Exact repetition is required: output every record in full.

======== Entries

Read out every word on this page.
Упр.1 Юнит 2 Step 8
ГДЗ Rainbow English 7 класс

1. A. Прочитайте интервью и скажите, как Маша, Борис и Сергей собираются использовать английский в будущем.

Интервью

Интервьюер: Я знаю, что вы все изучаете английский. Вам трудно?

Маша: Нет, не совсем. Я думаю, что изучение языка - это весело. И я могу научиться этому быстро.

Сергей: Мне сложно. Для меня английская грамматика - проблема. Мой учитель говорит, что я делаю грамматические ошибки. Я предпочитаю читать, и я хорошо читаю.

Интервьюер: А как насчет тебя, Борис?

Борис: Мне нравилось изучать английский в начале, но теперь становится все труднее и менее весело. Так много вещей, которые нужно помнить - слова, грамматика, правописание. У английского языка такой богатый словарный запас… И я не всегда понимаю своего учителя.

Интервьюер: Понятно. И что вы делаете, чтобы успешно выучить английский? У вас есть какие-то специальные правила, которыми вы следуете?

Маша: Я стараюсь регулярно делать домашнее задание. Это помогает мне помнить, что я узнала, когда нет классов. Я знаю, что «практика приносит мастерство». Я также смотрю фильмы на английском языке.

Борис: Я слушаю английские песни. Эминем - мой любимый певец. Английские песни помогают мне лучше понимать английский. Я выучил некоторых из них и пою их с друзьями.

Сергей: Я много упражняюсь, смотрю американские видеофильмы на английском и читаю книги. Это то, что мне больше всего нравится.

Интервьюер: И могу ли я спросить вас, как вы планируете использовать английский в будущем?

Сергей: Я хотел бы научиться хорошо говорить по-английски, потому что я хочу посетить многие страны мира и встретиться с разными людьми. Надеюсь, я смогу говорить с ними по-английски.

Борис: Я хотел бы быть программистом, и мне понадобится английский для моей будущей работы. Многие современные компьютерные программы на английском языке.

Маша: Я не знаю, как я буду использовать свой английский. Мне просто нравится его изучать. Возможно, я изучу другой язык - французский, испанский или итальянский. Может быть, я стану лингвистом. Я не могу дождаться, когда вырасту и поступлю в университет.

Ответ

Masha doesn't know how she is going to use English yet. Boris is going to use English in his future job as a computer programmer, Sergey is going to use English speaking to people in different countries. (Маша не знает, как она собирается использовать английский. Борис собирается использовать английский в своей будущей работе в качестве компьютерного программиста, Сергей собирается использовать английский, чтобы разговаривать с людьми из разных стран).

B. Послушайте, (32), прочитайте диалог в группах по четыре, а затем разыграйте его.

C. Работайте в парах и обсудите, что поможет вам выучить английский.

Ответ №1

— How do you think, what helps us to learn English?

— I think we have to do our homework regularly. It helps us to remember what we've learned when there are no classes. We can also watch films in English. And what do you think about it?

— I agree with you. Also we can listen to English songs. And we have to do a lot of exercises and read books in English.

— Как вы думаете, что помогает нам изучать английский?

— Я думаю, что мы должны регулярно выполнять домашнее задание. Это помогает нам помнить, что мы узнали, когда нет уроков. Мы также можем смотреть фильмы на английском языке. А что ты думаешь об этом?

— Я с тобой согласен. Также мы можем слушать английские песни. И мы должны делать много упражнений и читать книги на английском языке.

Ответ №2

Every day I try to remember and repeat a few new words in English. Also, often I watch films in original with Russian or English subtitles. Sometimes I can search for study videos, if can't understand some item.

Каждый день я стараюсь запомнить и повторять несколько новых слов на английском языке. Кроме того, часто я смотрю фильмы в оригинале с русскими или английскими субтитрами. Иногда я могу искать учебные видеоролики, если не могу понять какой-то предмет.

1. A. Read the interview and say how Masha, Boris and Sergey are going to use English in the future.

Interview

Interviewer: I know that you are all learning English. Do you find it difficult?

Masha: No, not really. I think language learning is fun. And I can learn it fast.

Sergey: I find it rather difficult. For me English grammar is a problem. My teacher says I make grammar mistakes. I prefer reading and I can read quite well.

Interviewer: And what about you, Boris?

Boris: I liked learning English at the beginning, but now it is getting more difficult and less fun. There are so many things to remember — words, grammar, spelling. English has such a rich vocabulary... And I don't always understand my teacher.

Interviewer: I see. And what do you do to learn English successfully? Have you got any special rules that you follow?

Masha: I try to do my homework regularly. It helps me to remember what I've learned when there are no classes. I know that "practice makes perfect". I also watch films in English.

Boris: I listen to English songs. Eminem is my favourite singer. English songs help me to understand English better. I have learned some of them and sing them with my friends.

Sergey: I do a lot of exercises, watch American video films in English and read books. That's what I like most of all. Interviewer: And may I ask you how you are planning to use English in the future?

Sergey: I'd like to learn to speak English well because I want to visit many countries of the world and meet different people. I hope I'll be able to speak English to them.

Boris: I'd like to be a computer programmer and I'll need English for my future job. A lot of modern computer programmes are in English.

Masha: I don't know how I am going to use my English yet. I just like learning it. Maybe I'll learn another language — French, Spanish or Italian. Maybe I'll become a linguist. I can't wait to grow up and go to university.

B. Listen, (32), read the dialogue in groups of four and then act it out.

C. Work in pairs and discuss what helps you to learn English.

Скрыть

================

> [Result of this exercise]
Read out every word on this page.
Упр.1 Юнит 2 Step 8
ГДЗ Rainbow English 7 класс

1. A. Прочитайте интервью и скажите, как Маша, Борис и Сергей собираются использовать английский в будущем.

Интервью

Интервьюер: Я знаю, что вы все изучаете английский. Вам трудно?

Маша: Нет, не совсем. Я думаю, что изучение языка - это весело. И я могу научиться этому быстро.

Сергей: Мне сложно. Для меня английская грамматика - проблема. Мой учитель говорит, что я делаю грамматические ошибки. Я предпочитаю читать, и я хорошо читаю.

Интервьюер: А как насчет тебя, Борис?

Борис: Мне нравилось изучать английский в начале, но теперь становится все труднее и менее весело. Так много вещей, которые нужно помнить - слова, грамматика, правописание. У английского языка такой богатый словарный запас… И я не всегда понимаю своего учителя.

Интервьюер: Понятно. И что вы делаете, чтобы успешно выучить английский? У вас есть какие-то специальные правила, которыми вы следуете?

Маша: Я стараюсь регулярно делать домашнее задание. Это помогает мне помнить, что я узнала, когда нет классов. Я знаю, что «практика приносит мастерство». Я также смотрю фильмы на английском языке.

Борис: Я слушаю английские песни. Эминем - мой любимый певец. Английские песни помогают мне лучше понимать английский. Я выучил некоторых из них и пою их с друзьями.

Сергей: Я много упражняюсь, смотрю американские видеофильмы на английском и читаю книги. Это то, что мне больше всего нравится.

Интервьюер: И могу ли я спросить вас, как вы планируете использовать английский в будущем?

Сергей: Я хотел бы научиться хорошо говорить по-английски, потому что я хочу посетить многие страны мира и встретиться с разными людьми. Надеюсь, я смогу говорить с ними по-английски.

Борис: Я хотел бы быть программистом, и мне понадобится английский для моей будущей работы. Многие современные компьютерные программы на английском языке.

Маша: Я не знаю, как я буду использовать свой английский. Мне просто нравится его изучать. Возможно, я изучу другой язык - французский, испанский или итальянский. Может быть, я стану лингвистом. Я не могу дождаться, когда вырасту и поступлю в университет.

Ответ

Masha doesn't know how she is going to use English yet. Boris is going to use English in his future job as a computer programmer, Sergey is going to use English speaking to people in different countries. (Маша не знает, как она собирается использовать английский. Борис собирается использовать английский в своей будущей работе в качестве компьютерного программиста, Сергей собирается использовать английский, чтобы разговаривать с людьми из разных стран).

B. Послушайте, (32), прочитайте диалог в группах по четыре, а затем разыграйте его.

C. Работайте в парах и обсудите, что поможет вам выучить английский.

Ответ №1

— How do you think, what helps us to learn English?

— I think we have to do our homework regularly. It helps us to remember what we've learned when there are no classes. We can also watch films in English. And what do you think about it?

— I agree with you. Also we can listen to English songs. And we have to do a lot of exercises and read books in English.

— Как вы думаете, что помогает нам изучать английский?

— Я думаю, что мы должны регулярно выполнять домашнее задание. Это помогает нам помнить, что мы узнали, когда нет уроков. Мы также можем смотреть фильмы на английском языке. А что ты думаешь об этом?

— Я с тобой согласен. Также мы можем слушать английские песни. И мы должны делать много упражнений и читать книги на английском языке.

Ответ №2

Every day I try to remember and repeat a few new words in English. Also, often I watch films in original with Russian or English subtitles. Sometimes I can search for study videos, if can't understand some item.

Каждый день я стараюсь запомнить и повторять несколько новых слов на английском языке. Кроме того, часто я смотрю фильмы в оригинале с русскими или английскими субтитрами. Иногда я могу искать учебные видеоролики, если не могу понять какой-то предмет.

1. A. Read the interview and say how Masha, Boris and Sergey are going to use English in the future.

Interview

Interviewer: I know that you are all learning English. Do you find it difficult?

Masha: No, not really. I think language learning is fun. And I can learn it fast.

Sergey: I find it rather difficult. For me English grammar is a problem. My teacher says I make grammar mistakes. I prefer reading and I can read quite well.

Interviewer: And what about you, Boris?

Boris: I liked learning English at the beginning, but now it is getting more difficult and less fun. There are so many things to remember — words, grammar, spelling. English has such a rich vocabulary... And I don't always understand my teacher.

Interviewer: I see. And what do you do to learn English successfully? Have you got any special rules that you follow?

Masha: I try to do my homework regularly. It helps me to remember what I've learned when there are no classes. I know that "practice makes perfect". I also watch films in English.

Boris: I listen to English songs. Eminem is my favourite singer. English songs help me to understand English better. I have learned some of them and sing them with my friends.

Sergey: I do a lot of exercises, watch American video films in English and read books. That's what I like most of all. Interviewer: And may I ask you how you are planning to use English in the future?

Sergey: I'd like to learn to speak English well because I want to visit many countries of the world and meet different people. I hope I'll be able to speak English to them.

Boris: I'd like to be a computer programmer and I'll need English for my future job. A lot of modern computer programmes are in English.

Masha: I don't know how I am going to use my English yet. I just like learning it. Maybe I'll learn another language — French, Spanish or Italian. Maybe I'll become a linguist. I can't wait to grow up and go to university.

B. Listen, (32), read the dialogue in groups of four and then act it out.

C. Work in pairs and discuss what helps you to learn English.

Скрыть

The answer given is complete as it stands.